▶ **Direction**
List all the lines in these records that hold "through".

*****

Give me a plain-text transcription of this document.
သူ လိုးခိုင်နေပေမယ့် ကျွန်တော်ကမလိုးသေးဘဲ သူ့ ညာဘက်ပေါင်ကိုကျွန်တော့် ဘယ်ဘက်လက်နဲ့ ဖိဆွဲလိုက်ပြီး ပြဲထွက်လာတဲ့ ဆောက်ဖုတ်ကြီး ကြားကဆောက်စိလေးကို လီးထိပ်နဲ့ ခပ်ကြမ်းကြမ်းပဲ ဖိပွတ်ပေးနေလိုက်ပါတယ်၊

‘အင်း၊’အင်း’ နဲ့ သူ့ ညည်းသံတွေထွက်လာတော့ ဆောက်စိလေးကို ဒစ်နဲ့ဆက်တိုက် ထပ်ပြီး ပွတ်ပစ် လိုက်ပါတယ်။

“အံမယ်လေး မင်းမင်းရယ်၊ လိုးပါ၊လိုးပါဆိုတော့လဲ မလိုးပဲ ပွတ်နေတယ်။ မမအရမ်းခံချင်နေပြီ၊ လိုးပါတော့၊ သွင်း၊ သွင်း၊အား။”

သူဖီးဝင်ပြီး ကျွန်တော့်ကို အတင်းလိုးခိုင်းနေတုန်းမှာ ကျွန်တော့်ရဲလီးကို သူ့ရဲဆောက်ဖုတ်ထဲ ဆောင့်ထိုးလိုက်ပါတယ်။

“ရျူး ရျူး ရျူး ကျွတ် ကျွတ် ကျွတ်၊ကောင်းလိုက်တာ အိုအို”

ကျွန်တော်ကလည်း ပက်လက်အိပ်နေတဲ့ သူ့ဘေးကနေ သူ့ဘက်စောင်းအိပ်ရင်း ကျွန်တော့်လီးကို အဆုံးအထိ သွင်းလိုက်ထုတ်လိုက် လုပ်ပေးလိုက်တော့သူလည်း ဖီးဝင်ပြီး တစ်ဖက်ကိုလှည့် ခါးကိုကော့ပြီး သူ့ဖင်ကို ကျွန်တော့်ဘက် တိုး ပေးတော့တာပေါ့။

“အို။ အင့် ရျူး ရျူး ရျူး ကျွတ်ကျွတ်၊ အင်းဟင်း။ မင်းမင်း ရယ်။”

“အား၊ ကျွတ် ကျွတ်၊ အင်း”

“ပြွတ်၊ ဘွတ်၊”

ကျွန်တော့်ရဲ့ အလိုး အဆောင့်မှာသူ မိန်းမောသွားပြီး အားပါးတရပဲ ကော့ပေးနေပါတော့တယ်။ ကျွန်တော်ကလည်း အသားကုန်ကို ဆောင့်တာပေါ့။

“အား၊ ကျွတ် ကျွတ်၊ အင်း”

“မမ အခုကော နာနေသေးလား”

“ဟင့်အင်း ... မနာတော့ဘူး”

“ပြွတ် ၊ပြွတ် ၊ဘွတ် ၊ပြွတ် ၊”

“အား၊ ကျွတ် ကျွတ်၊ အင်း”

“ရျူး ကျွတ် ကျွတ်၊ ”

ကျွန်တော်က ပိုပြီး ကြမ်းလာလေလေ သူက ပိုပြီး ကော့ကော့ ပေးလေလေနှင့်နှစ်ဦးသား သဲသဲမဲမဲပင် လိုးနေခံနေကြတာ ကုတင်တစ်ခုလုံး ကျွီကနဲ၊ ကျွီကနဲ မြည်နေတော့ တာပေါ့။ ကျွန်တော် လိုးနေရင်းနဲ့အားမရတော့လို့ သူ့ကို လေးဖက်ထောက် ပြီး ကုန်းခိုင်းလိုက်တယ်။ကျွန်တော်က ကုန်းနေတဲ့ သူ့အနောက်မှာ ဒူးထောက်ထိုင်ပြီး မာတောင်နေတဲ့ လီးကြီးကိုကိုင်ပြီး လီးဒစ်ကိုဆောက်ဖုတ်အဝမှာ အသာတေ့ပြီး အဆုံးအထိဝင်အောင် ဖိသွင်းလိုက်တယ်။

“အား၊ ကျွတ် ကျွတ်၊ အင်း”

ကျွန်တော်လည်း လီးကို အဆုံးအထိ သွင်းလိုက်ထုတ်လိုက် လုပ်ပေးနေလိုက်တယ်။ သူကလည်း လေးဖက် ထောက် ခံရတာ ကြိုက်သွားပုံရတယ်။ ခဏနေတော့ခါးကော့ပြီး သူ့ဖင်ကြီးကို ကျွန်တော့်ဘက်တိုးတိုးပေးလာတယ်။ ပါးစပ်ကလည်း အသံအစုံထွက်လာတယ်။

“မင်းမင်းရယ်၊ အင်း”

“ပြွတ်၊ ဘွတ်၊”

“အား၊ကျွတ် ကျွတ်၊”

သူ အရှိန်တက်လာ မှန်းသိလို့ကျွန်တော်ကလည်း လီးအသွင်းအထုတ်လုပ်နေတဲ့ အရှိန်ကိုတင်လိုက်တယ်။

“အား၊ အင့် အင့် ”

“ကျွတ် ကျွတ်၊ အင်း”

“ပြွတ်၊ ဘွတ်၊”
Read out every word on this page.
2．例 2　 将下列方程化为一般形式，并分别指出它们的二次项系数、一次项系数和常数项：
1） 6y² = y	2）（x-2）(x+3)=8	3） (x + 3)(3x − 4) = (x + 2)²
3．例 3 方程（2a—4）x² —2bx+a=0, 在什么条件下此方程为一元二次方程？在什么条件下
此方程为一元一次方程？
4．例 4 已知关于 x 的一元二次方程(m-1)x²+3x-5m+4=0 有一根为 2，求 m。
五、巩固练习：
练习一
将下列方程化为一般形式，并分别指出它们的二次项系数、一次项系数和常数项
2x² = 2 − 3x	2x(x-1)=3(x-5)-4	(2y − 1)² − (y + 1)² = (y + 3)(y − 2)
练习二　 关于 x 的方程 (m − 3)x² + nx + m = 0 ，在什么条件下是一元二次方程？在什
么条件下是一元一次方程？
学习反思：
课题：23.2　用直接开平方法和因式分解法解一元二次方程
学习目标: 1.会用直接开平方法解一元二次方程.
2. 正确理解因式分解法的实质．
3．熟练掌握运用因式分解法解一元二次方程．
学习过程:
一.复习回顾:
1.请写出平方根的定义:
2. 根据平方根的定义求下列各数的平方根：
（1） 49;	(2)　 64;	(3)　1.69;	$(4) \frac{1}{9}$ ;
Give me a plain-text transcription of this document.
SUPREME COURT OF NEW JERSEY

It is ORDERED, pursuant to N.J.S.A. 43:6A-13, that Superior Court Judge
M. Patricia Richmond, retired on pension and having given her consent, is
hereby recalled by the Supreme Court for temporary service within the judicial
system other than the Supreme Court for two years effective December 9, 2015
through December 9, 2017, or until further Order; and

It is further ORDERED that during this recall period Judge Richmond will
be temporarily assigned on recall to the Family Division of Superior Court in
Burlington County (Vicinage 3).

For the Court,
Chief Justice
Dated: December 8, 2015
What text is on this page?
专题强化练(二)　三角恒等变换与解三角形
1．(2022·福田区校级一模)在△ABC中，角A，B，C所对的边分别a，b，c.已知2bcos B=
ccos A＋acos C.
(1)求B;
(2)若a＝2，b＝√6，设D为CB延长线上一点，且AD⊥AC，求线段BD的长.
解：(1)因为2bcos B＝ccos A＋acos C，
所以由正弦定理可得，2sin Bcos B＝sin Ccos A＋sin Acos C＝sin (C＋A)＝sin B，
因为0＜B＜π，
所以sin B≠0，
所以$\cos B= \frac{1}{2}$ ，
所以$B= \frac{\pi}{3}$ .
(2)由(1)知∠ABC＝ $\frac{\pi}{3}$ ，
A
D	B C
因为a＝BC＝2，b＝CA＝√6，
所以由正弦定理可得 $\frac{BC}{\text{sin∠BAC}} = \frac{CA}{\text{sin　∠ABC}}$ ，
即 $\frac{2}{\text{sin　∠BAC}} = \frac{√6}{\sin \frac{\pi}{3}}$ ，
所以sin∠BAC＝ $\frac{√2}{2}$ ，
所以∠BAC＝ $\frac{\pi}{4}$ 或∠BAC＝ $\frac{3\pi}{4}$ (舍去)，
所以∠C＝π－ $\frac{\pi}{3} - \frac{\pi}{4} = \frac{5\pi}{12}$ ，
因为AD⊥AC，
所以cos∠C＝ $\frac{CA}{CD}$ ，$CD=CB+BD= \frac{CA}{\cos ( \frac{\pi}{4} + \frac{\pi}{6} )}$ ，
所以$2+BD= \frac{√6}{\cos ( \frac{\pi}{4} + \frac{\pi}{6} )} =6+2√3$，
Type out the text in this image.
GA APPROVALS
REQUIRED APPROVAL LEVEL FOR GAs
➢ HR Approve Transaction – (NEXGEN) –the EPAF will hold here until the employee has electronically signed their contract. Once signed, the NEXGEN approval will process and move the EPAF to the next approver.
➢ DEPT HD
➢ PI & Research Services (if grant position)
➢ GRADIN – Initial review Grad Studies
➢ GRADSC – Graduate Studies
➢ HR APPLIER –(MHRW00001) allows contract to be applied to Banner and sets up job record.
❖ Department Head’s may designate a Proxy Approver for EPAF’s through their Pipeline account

*****

▶ **Problem solution**
through December 9, 2017, or until further Order; and
❖ Department Head’s may designate a Proxy Approver for EPAF’s through their Pipeline account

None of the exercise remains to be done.